— start —

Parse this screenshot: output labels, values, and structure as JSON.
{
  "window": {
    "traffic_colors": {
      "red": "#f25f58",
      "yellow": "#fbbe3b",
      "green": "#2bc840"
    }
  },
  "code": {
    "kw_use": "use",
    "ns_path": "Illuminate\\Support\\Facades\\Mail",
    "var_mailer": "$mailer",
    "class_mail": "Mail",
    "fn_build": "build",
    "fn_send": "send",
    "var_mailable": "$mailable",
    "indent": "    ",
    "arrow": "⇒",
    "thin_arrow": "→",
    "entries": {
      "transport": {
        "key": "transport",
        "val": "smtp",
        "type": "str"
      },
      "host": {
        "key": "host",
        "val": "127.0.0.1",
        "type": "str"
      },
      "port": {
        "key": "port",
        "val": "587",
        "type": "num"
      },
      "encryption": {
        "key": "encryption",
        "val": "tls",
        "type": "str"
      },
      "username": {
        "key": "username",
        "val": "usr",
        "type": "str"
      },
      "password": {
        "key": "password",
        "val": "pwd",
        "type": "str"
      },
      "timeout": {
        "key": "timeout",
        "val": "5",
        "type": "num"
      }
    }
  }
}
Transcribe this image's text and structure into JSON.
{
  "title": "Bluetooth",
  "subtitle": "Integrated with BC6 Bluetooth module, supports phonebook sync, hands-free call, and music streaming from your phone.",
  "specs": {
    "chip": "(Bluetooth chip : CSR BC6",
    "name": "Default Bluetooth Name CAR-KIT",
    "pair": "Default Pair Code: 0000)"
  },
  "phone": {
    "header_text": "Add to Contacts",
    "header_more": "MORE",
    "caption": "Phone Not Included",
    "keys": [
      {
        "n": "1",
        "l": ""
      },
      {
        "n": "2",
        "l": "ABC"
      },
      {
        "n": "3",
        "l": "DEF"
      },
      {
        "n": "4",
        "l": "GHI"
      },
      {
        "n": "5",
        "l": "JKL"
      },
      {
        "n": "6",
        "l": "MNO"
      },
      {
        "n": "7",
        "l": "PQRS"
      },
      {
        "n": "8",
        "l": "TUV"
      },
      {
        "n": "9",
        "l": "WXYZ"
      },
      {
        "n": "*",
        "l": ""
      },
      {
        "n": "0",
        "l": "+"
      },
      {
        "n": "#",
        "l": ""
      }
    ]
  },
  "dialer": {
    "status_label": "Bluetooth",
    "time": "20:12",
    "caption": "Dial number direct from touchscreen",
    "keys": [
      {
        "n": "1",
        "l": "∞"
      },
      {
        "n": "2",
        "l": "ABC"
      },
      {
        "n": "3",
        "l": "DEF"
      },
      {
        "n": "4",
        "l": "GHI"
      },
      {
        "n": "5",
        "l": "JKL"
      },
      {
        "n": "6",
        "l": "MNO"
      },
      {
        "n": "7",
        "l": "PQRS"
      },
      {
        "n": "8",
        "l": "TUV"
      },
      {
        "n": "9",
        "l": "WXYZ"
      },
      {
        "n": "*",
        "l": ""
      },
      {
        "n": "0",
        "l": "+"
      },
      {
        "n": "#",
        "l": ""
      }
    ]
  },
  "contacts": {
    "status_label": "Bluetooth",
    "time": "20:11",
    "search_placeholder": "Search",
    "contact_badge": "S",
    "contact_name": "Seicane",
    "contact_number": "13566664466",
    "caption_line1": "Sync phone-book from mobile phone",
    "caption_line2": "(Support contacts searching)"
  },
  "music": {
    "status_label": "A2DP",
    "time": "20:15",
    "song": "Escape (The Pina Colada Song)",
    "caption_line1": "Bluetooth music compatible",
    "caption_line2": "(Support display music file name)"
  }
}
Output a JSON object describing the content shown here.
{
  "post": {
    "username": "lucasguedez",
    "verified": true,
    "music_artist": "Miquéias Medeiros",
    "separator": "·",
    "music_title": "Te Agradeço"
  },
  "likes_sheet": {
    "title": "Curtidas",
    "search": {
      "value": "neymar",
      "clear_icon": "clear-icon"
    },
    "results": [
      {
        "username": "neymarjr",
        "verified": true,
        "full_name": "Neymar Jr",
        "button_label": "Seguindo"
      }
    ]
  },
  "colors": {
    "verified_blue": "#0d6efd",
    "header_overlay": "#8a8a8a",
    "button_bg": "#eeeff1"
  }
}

— end —

DIRECTIONS | Write out every entry word for word.

SOLUTION FOR THIS TASK |
Parse this screenshot: output labels, values, and structure as JSON.
{
  "window": {
    "traffic_colors": {
      "red": "#f25f58",
      "yellow": "#fbbe3b",
      "green": "#2bc840"
    }
  },
  "code": {
    "kw_use": "use",
    "ns_path": "Illuminate\\Support\\Facades\\Mail",
    "var_mailer": "$mailer",
    "class_mail": "Mail",
    "fn_build": "build",
    "fn_send": "send",
    "var_mailable": "$mailable",
    "indent": "    ",
    "arrow": "⇒",
    "thin_arrow": "→",
    "entries": {
      "transport": {
        "key": "transport",
        "val": "smtp",
        "type": "str"
      },
      "host": {
        "key": "host",
        "val": "127.0.0.1",
        "type": "str"
      },
      "port": {
        "key": "port",
        "val": "587",
        "type": "num"
      },
      "encryption": {
        "key": "encryption",
        "val": "tls",
        "type": "str"
      },
      "username": {
        "key": "username",
        "val": "usr",
        "type": "str"
      },
      "password": {
        "key": "password",
        "val": "pwd",
        "type": "str"
      },
      "timeout": {
        "key": "timeout",
        "val": "5",
        "type": "num"
      }
    }
  }
}
Transcribe this image's text and structure into JSON.
{
  "title": "Bluetooth",
  "subtitle": "Integrated with BC6 Bluetooth module, supports phonebook sync, hands-free call, and music streaming from your phone.",
  "specs": {
    "chip": "(Bluetooth chip : CSR BC6",
    "name": "Default Bluetooth Name CAR-KIT",
    "pair": "Default Pair Code: 0000)"
  },
  "phone": {
    "header_text": "Add to Contacts",
    "header_more": "MORE",
    "caption": "Phone Not Included",
    "keys": [
      {
        "n": "1",
        "l": ""
      },
      {
        "n": "2",
        "l": "ABC"
      },
      {
        "n": "3",
        "l": "DEF"
      },
      {
        "n": "4",
        "l": "GHI"
      },
      {
        "n": "5",
        "l": "JKL"
      },
      {
        "n": "6",
        "l": "MNO"
      },
      {
        "n": "7",
        "l": "PQRS"
      },
      {
        "n": "8",
        "l": "TUV"
      },
      {
        "n": "9",
        "l": "WXYZ"
      },
      {
        "n": "*",
        "l": ""
      },
      {
        "n": "0",
        "l": "+"
      },
      {
        "n": "#",
        "l": ""
      }
    ]
  },
  "dialer": {
    "status_label": "Bluetooth",
    "time": "20:12",
    "caption": "Dial number direct from touchscreen",
    "keys": [
      {
        "n": "1",
        "l": "∞"
      },
      {
        "n": "2",
        "l": "ABC"
      },
      {
        "n": "3",
        "l": "DEF"
      },
      {
        "n": "4",
        "l": "GHI"
      },
      {
        "n": "5",
        "l": "JKL"
      },
      {
        "n": "6",
        "l": "MNO"
      },
      {
        "n": "7",
        "l": "PQRS"
      },
      {
        "n": "8",
        "l": "TUV"
      },
      {
        "n": "9",
        "l": "WXYZ"
      },
      {
        "n": "*",
        "l": ""
      },
      {
        "n": "0",
        "l": "+"
      },
      {
        "n": "#",
        "l": ""
      }
    ]
  },
  "contacts": {
    "status_label": "Bluetooth",
    "time": "20:11",
    "search_placeholder": "Search",
    "contact_badge": "S",
    "contact_name": "Seicane",
    "contact_number": "13566664466",
    "caption_line1": "Sync phone-book from mobile phone",
    "caption_line2": "(Support contacts searching)"
  },
  "music": {
    "status_label": "A2DP",
    "time": "20:15",
    "song": "Escape (The Pina Colada Song)",
    "caption_line1": "Bluetooth music compatible",
    "caption_line2": "(Support display music file name)"
  }
}
Output a JSON object describing the content shown here.
{
  "post": {
    "username": "lucasguedez",
    "verified": true,
    "music_artist": "Miquéias Medeiros",
    "separator": "·",
    "music_title": "Te Agradeço"
  },
  "likes_sheet": {
    "title": "Curtidas",
    "search": {
      "value": "neymar",
      "clear_icon": "clear-icon"
    },
    "results": [
      {
        "username": "neymarjr",
        "verified": true,
        "full_name": "Neymar Jr",
        "button_label": "Seguindo"
      }
    ]
  },
  "colors": {
    "verified_blue": "#0d6efd",
    "header_overlay": "#8a8a8a",
    "button_bg": "#eeeff1"
  }
}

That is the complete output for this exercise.